> Task to carry out: How many lines in the records below contain the word "when"? Answer with the number only.
───
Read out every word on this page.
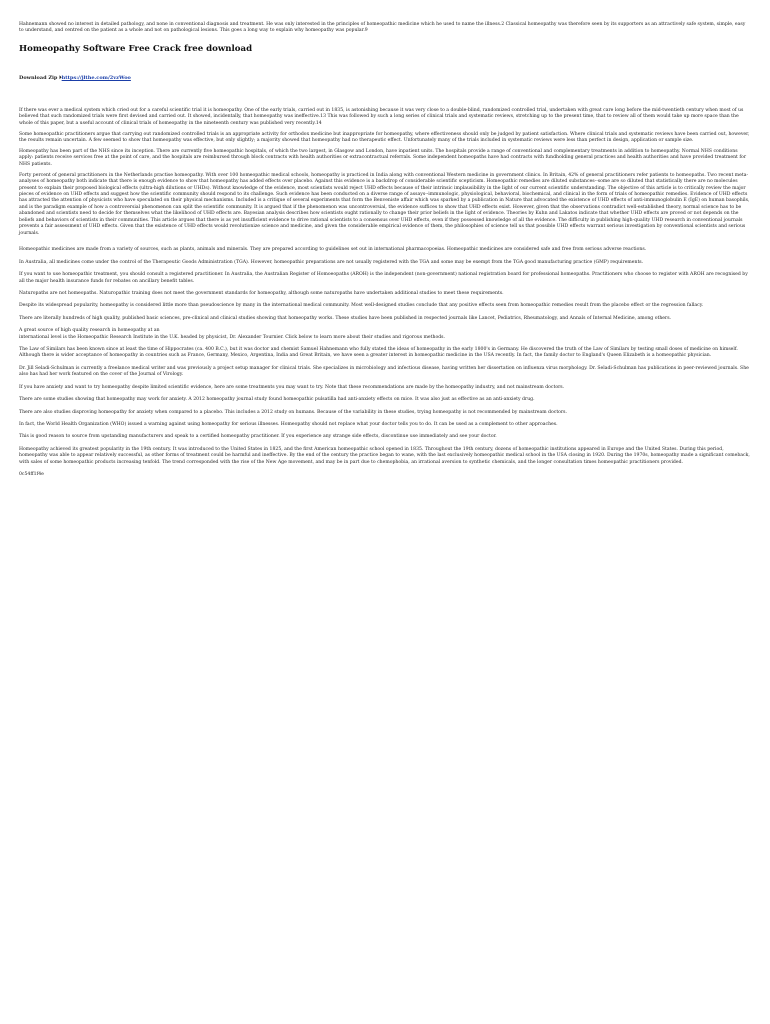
Hahnemann showed no interest in detailed pathology, and none in conventional diagnosis and treatment. He was only interested in the principles of homeopathic medicine which he used to name the illness.2 Classical homeopathy was therefore seen by its supporters as an attractively safe system, simple, easy to understand, and centred on the patient as a whole and not on pathological lesions. This goes a long way to explain why homeopathy was popular.9

Homeopathy Software Free Crack free download
Download Zip ⏵https://jlthe.com/2vzWoo

If there was ever a medical system which cried out for a careful scientific trial it is homeopathy. One of the early trials, carried out in 1835, is astonishing because it was very close to a double-blind, randomized controlled trial, undertaken with great care long before the mid-twentieth century when most of us believed that such randomized trials were first devised and carried out. It showed, incidentally, that homeopathy was ineffective.13 This was followed by such a long series of clinical trials and systematic reviews, stretching up to the present time, that to review all of them would take up more space than the whole of this paper, but a useful account of clinical trials of homeopathy in the nineteenth century was published very recently.14

Some homeopathic practitioners argue that carrying out randomized controlled trials is an appropriate activity for orthodox medicine but inappropriate for homeopathy, where effectiveness should only be judged by patient satisfaction. Where clinical trials and systematic reviews have been carried out, however, the results remain uncertain. A few seemed to show that homeopathy was effective, but only slightly; a majority showed that homeopathy had no therapeutic effect. Unfortunately many of the trials included in systematic reviews were less than perfect in design, application or sample size.

Homeopathy has been part of the NHS since its inception. There are currently five homeopathic hospitals, of which the two largest, in Glasgow and London, have inpatient units. The hospitals provide a range of conventional and complementary treatments in addition to homeopathy. Normal NHS conditions apply: patients receive services free at the point of care, and the hospitals are reimbursed through block contracts with health authorities or extracontractual referrals. Some independent homeopaths have had contracts with fundholding general practices and health authorities and have provided treatment for NHS patients.

Forty percent of general practitioners in the Netherlands practise homeopathy. With over 100 homeopathic medical schools, homeopathy is practiced in India along with conventional Western medicine in government clinics. In Britain, 42% of general practitioners refer patients to homeopaths. Two recent meta-analyses of homeopathy both indicate that there is enough evidence to show that homeopathy has added effects over placebo. Against this evidence is a backdrop of considerable scientific scepticism. Homeopathic remedies are diluted substances--some are so diluted that statistically there are no molecules present to explain their proposed biological effects (ultra-high dilutions or UHDs). Without knowledge of the evidence, most scientists would reject UHD effects because of their intrinsic implausibility in the light of our current scientific understanding. The objective of this article is to critically review the major pieces of evidence on UHD effects and suggest how the scientific community should respond to its challenge. Such evidence has been conducted on a diverse range of assays--immunologic, physiological, behavioral, biochemical, and clinical in the form of trials of homeopathic remedies. Evidence of UHD effects has attracted the attention of physicists who have speculated on their physical mechanisms. Included is a critique of several experiments that form the Benveniste affair which was sparked by a publication in Nature that advocated the existence of UHD effects of anti-immunoglobulin E (IgE) on human basophils, and is the paradigm example of how a controversial phenomenon can split the scientific community. It is argued that if the phenomenon was uncontroversial, the evidence suffices to show that UHD effects exist. However, given that the observations contradict well-established theory, normal science has to be abandoned and scientists need to decide for themselves what the likelihood of UHD effects are. Bayesian analysis describes how scientists ought rationally to change their prior beliefs in the light of evidence. Theories by Kuhn and Lakatos indicate that whether UHD effects are proved or not depends on the beliefs and behaviors of scientists in their communities. This article argues that there is as yet insufficient evidence to drive rational scientists to a consensus over UHD effects, even if they possessed knowledge of all the evidence. The difficulty in publishing high-quality UHD research in conventional journals prevents a fair assessment of UHD effects. Given that the existence of UHD effects would revolutionize science and medicine, and given the considerable empirical evidence of them, the philosophies of science tell us that possible UHD effects warrant serious investigation by conventional scientists and serious journals.

Homeopathic medicines are made from a variety of sources, such as plants, animals and minerals. They are prepared according to guidelines set out in international pharmacopoeias. Homeopathic medicines are considered safe and free from serious adverse reactions.

In Australia, all medicines come under the control of the Therapeutic Goods Administration (TGA). However, homeopathic preparations are not usually registered with the TGA and some may be exempt from the TGA good manufacturing practice (GMP) requirements.

If you want to use homeopathic treatment, you should consult a registered practitioner. In Australia, the Australian Register of Homoeopaths (AROH) is the independent (non-government) national registration board for professional homeopaths. Practitioners who choose to register with AROH are recognised by all the major health insurance funds for rebates on ancillary benefit tables.

Naturopaths are not homeopaths. Naturopathic training does not meet the government standards for homeopathy, although some naturopaths have undertaken additional studies to meet these requirements.

Despite its widespread popularity, homeopathy is considered little more than pseudoscience by many in the international medical community. Most well-designed studies conclude that any positive effects seen from homeopathic remedies result from the placebo effect or the regression fallacy.

There are literally hundreds of high quality, published basic sciences, pre-clinical and clinical studies showing that homeopathy works. These studies have been published in respected journals like Lancet, Pediatrics, Rheumatology, and Annals of Internal Medicine, among others.

A great source of high quality research in homeopathy at an
international level is the Homeopathic Research Institute in the U.K. headed by physicist, Dr. Alexander Tournier. Click below to learn more about their studies and rigorous methods.

The Law of Similars has been known since at least the time of Hippocrates (ca. 400 B.C.), but it was doctor and chemist Samuel Hahnemann who fully stated the ideas of homeopathy in the early 1800's in Germany. He discovered the truth of the Law of Similars by testing small doses of medicine on himself. Although there is wider acceptance of homeopathy in countries such as France, Germany, Mexico, Argentina, India and Great Britain, we have seen a greater interest in homeopathic medicine in the USA recently. In fact, the family doctor to England's Queen Elizabeth is a homeopathic physician.

Dr. Jill Seladi-Schulman is currently a freelance medical writer and was previously a project setup manager for clinical trials. She specializes in microbiology and infectious disease, having written her dissertation on influenza virus morphology. Dr. Seladi-Schulman has publications in peer-reviewed journals. She also has had her work featured on the cover of the Journal of Virology.

If you have anxiety and want to try homeopathy despite limited scientific evidence, here are some treatments you may want to try. Note that these recommendations are made by the homeopathy industry, and not mainstream doctors.

There are some studies showing that homeopathy may work for anxiety. A 2012 homeopathy journal study found homeopathic pulsatilla had anti-anxiety effects on mice. It was also just as effective as an anti-anxiety drug.

There are also studies disproving homeopathy for anxiety when compared to a placebo. This includes a 2012 study on humans. Because of the variability in these studies, trying homeopathy is not recommended by mainstream doctors.

In fact, the World Health Organization (WHO) issued a warning against using homeopathy for serious illnesses. Homeopathy should not replace what your doctor tells you to do. It can be used as a complement to other approaches.

This is good reason to source from upstanding manufacturers and speak to a certified homeopathy practitioner. If you experience any strange side effects, discontinue use immediately and see your doctor.

Homeopathy achieved its greatest popularity in the 19th century. It was introduced to the United States in 1825, and the first American homeopathic school opened in 1835. Throughout the 19th century, dozens of homeopathic institutions appeared in Europe and the United States. During this period, homeopathy was able to appear relatively successful, as other forms of treatment could be harmful and ineffective. By the end of the century the practice began to wane, with the last exclusively homeopathic medical school in the USA closing in 1920. During the 1970s, homeopathy made a significant comeback, with sales of some homeopathic products increasing tenfold. The trend corresponded with the rise of the New Age movement, and may be in part due to chemophobia, an irrational aversion to synthetic chemicals, and the longer consultation times homeopathic practitioners provided.

0c54ff1f4e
───
> Written response: 2